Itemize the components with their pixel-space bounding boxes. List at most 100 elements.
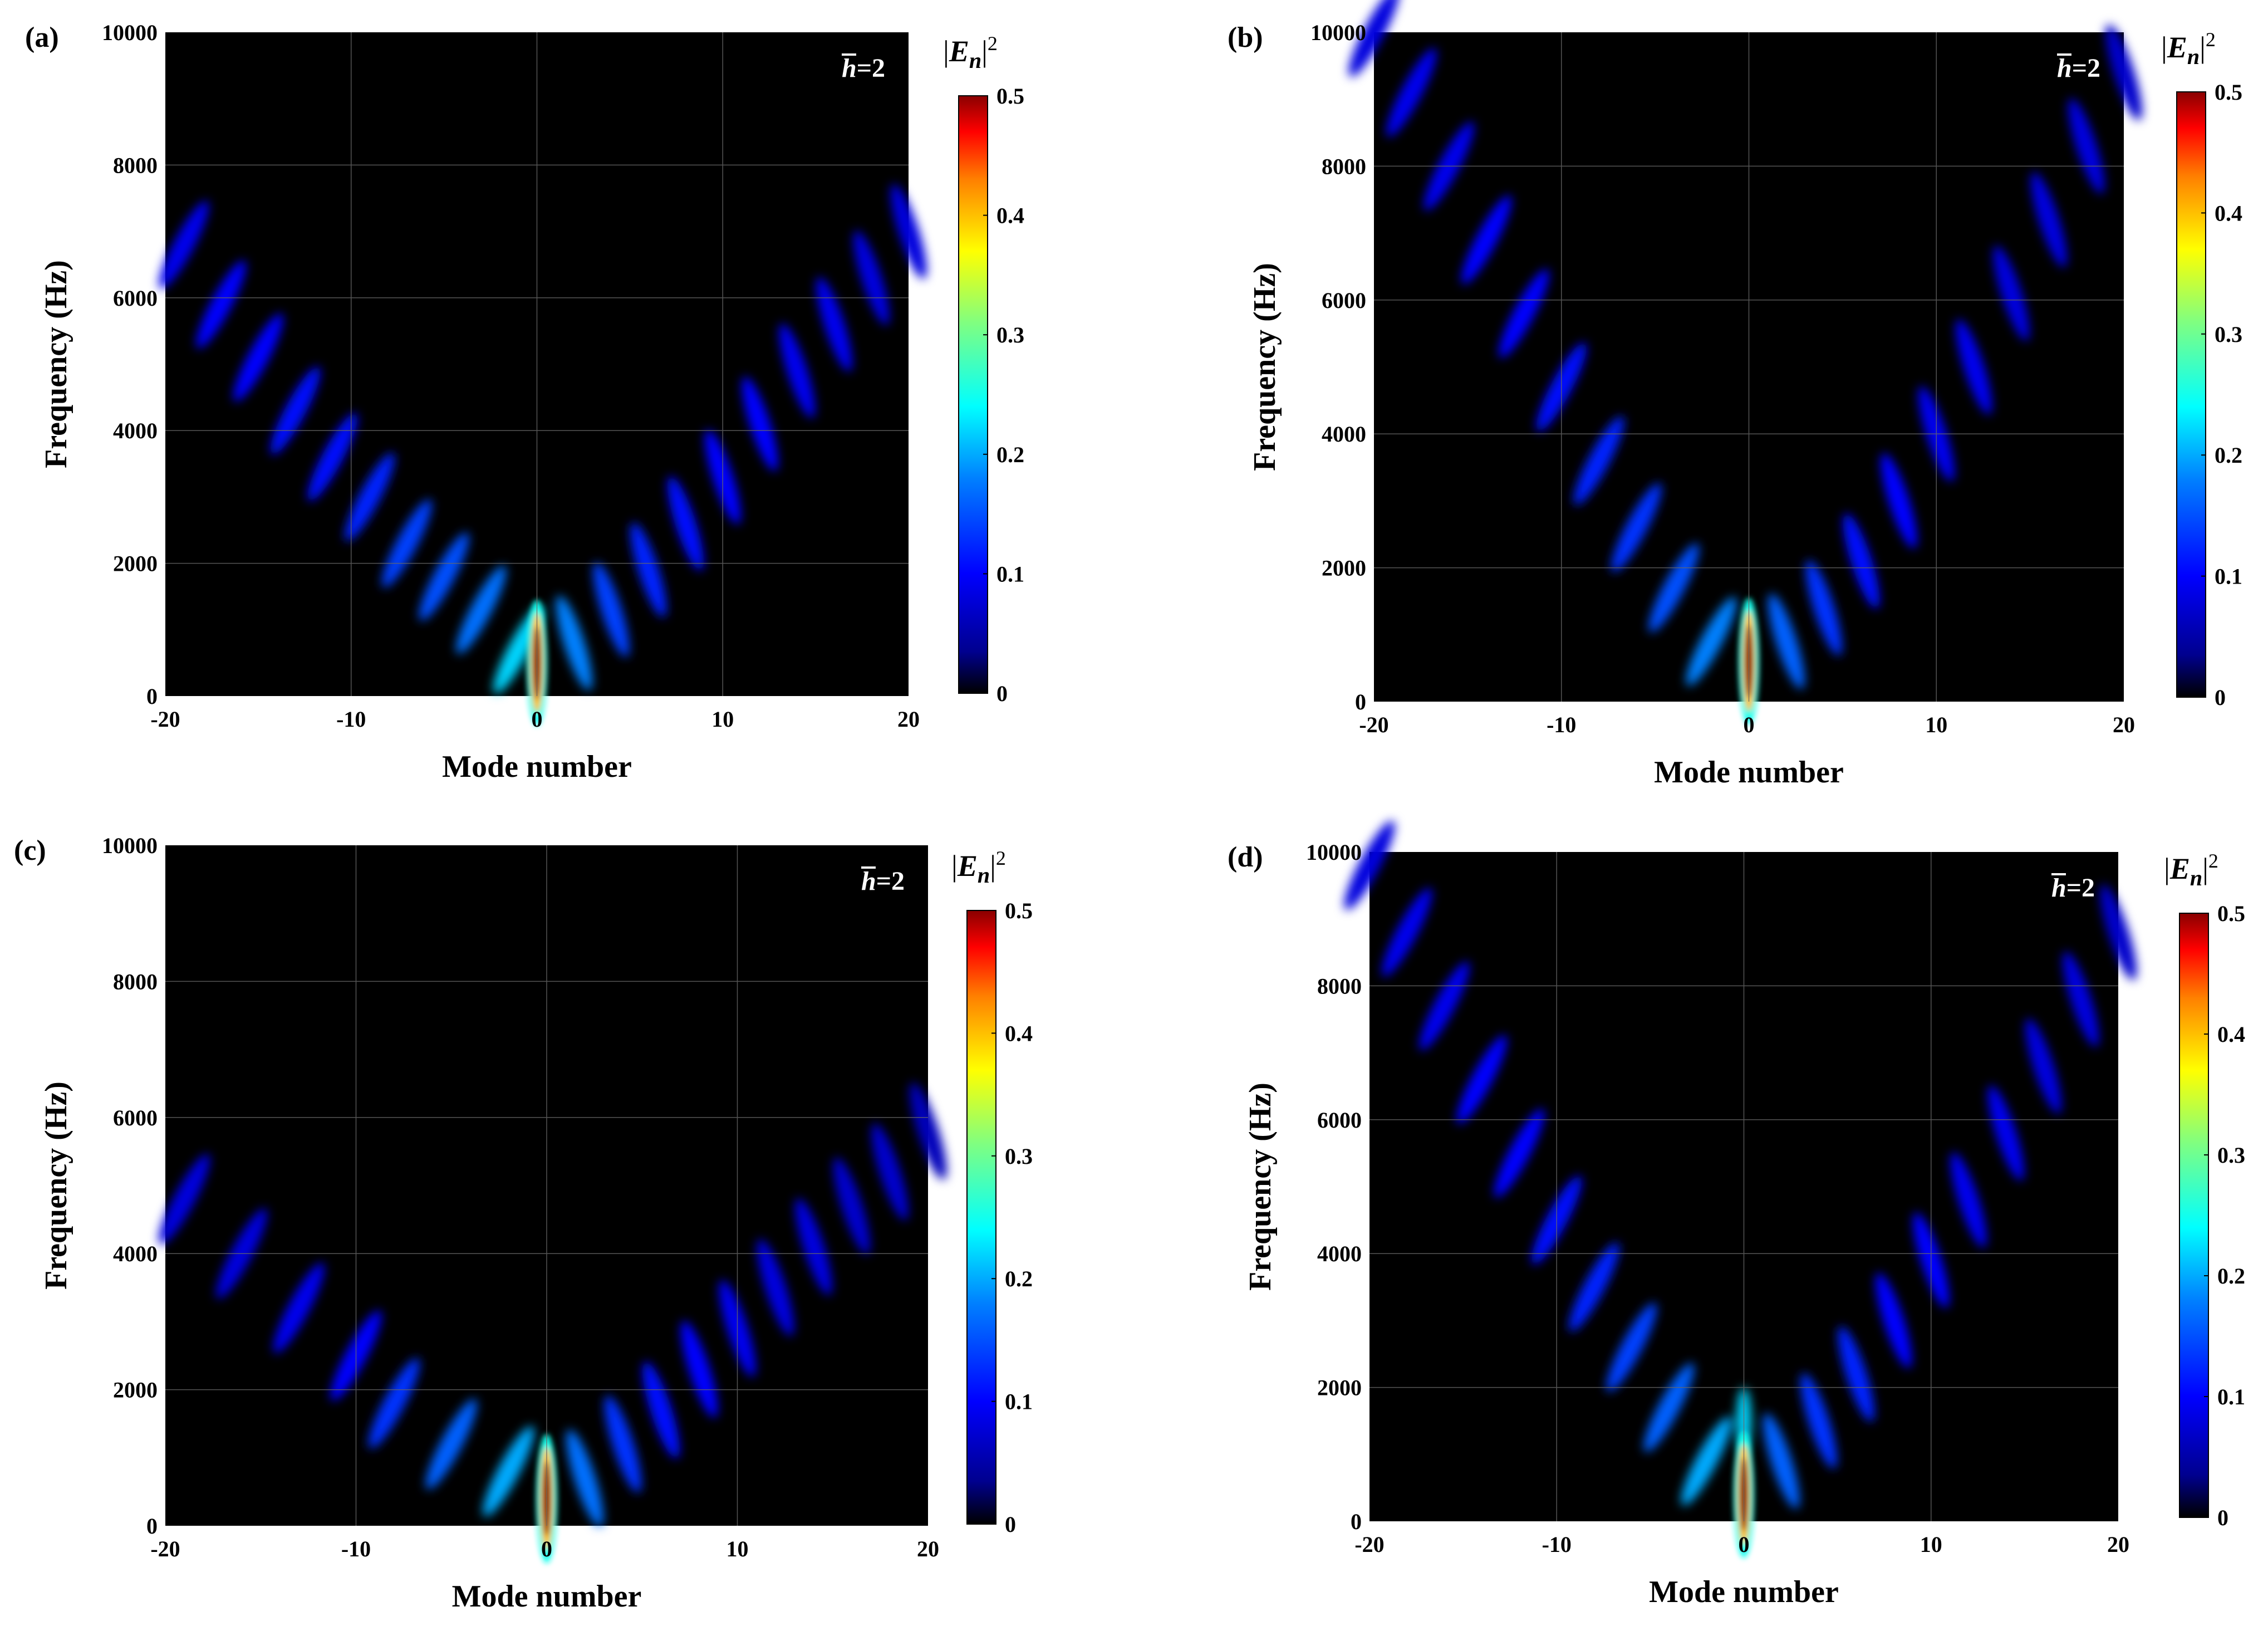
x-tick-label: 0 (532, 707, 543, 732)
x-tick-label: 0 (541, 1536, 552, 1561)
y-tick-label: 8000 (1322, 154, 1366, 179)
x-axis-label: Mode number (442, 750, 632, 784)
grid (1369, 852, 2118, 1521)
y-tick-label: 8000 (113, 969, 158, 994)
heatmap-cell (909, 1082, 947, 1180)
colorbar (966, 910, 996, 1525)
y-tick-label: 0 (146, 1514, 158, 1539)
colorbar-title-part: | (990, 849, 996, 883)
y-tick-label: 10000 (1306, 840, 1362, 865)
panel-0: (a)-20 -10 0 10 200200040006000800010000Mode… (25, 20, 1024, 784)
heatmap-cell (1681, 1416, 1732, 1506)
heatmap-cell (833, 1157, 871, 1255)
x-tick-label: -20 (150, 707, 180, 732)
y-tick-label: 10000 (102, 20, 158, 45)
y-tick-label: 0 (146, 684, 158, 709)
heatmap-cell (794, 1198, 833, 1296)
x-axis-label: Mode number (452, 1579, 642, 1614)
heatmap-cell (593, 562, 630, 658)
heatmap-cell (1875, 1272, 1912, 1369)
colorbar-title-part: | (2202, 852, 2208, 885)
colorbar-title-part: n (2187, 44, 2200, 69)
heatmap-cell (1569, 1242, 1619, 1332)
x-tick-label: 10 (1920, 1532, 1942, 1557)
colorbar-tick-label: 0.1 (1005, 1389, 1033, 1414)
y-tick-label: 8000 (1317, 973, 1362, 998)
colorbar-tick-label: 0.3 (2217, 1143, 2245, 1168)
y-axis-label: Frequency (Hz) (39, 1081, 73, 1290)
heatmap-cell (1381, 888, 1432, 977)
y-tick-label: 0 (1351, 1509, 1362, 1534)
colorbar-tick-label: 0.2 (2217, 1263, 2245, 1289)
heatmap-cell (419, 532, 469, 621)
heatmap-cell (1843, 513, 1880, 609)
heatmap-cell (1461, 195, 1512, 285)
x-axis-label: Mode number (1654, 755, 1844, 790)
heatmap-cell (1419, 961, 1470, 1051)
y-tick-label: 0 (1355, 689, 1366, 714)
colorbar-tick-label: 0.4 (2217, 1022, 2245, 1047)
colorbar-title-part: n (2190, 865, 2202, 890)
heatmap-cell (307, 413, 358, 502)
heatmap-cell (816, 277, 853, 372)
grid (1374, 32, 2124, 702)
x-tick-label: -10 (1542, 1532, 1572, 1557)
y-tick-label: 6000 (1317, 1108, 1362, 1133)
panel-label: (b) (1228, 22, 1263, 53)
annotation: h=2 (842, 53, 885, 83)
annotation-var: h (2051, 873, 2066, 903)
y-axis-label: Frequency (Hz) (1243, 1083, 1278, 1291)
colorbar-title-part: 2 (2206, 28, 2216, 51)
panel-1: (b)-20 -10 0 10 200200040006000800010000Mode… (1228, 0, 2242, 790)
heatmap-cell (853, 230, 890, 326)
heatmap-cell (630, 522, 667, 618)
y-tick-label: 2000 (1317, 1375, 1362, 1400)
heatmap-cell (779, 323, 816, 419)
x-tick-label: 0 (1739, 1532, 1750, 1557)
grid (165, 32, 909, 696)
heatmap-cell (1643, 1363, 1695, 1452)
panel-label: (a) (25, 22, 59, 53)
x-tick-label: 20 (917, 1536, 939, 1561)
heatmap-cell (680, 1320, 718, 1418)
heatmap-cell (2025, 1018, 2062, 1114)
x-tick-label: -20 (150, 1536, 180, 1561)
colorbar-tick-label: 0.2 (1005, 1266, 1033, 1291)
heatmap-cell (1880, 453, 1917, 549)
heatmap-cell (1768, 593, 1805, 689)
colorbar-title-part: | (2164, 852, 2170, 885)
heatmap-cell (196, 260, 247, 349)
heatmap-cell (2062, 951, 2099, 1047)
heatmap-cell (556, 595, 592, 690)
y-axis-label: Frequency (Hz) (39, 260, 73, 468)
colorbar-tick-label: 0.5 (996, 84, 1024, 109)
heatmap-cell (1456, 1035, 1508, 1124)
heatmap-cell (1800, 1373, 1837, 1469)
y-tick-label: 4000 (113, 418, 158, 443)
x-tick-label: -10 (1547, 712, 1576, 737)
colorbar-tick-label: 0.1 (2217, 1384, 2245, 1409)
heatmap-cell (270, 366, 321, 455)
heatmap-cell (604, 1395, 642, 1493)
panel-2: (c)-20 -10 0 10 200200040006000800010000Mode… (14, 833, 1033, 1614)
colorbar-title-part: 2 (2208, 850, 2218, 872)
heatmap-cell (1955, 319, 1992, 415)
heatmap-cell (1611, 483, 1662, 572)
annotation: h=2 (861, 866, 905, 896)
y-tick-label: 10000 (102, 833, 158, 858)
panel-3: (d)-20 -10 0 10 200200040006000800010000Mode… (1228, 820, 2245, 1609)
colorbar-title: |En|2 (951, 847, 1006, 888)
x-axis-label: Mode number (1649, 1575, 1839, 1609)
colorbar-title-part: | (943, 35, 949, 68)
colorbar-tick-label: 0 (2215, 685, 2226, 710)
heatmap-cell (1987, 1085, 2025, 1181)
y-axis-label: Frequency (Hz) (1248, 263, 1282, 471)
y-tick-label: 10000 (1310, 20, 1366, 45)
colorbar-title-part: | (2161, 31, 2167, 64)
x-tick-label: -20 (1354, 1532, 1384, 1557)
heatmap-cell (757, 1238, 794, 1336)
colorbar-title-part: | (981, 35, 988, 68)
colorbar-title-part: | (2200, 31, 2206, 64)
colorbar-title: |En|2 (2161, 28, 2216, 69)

-------------------------

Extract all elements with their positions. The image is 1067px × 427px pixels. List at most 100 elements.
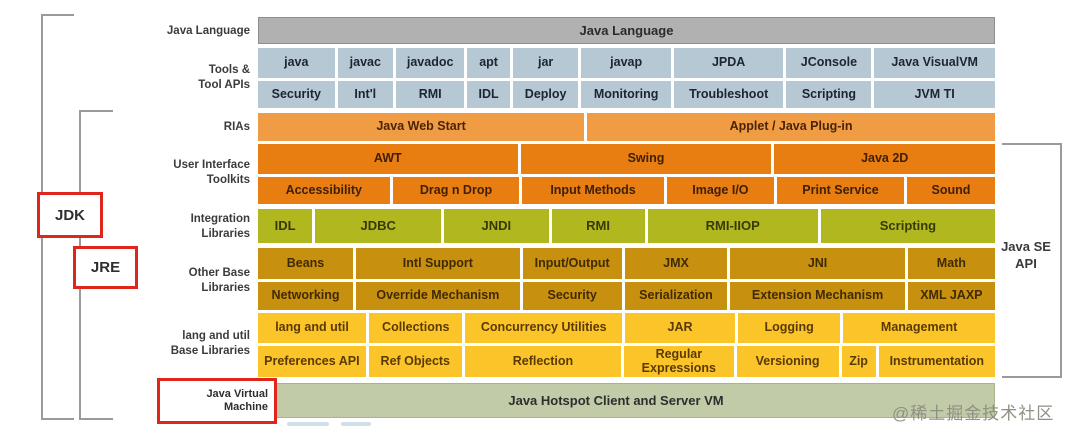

-------------------------

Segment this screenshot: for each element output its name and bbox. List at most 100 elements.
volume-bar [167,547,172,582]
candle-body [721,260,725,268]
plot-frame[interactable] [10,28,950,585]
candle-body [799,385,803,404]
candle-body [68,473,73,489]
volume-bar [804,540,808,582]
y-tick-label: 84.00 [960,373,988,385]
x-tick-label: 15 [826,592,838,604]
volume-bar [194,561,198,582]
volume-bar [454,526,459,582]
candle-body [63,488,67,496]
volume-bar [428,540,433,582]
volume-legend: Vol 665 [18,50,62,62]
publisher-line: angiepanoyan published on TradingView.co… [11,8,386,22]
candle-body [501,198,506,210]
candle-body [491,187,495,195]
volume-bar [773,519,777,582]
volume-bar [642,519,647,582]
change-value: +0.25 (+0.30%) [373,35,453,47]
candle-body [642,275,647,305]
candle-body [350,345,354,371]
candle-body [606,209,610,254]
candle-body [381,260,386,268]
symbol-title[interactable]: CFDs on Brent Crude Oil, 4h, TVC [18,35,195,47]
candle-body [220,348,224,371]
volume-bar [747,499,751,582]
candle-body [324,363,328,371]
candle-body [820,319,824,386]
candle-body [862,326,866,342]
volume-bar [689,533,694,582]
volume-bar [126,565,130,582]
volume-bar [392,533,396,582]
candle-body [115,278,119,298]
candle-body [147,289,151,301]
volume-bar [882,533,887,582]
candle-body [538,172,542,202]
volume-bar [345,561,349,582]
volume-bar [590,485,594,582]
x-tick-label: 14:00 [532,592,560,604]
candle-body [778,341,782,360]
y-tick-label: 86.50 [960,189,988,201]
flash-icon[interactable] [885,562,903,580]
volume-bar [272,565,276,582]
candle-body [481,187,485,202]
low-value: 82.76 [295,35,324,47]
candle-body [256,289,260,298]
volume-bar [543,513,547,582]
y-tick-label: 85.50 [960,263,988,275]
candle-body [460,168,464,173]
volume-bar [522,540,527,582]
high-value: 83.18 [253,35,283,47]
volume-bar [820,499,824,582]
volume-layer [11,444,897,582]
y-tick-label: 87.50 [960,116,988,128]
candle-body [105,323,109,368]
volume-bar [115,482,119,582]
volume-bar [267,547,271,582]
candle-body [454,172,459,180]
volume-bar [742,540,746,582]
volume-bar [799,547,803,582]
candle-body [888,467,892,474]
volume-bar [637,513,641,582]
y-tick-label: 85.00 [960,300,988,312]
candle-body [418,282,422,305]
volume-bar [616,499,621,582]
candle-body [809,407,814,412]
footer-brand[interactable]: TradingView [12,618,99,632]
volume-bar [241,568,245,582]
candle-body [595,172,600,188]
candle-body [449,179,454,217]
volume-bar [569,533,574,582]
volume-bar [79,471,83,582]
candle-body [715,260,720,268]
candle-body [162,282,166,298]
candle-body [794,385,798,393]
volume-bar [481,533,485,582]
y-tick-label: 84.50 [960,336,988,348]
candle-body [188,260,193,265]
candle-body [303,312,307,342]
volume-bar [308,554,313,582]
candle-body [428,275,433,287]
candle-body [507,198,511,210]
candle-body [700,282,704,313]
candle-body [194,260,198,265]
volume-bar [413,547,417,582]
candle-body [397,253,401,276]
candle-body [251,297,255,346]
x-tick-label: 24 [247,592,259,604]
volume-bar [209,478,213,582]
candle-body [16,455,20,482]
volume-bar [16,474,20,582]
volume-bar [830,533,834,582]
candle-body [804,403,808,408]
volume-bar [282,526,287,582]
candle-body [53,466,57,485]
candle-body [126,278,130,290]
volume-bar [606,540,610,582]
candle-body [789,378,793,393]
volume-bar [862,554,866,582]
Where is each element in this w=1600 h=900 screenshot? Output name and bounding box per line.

-------------------------

## PROBLEM REQUIREMENTS
Copy the records from the line containing "Itemize the components" through the line containing "x-tick-label: -20 (150, 707, 180, 732)", with both of those lines included. Do not include the pictures in your answer.

## REPLY TO THE TASK
Itemize the components with their pixel-space bounding boxes. List at most 100 elements.
x-tick-label: 0 (532, 707, 543, 732)
x-tick-label: 0 (541, 1536, 552, 1561)
y-tick-label: 8000 (1322, 154, 1366, 179)
x-axis-label: Mode number (442, 750, 632, 784)
grid (1369, 852, 2118, 1521)
y-tick-label: 8000 (113, 969, 158, 994)
heatmap-cell (909, 1082, 947, 1180)
colorbar (966, 910, 996, 1525)
y-tick-label: 0 (146, 1514, 158, 1539)
colorbar-title-part: | (990, 849, 996, 883)
y-tick-label: 10000 (1306, 840, 1362, 865)
panel-0: (a)-20 -10 0 10 200200040006000800010000Mode… (25, 20, 1024, 784)
heatmap-cell (1681, 1416, 1732, 1506)
heatmap-cell (833, 1157, 871, 1255)
x-tick-label: -20 (150, 707, 180, 732)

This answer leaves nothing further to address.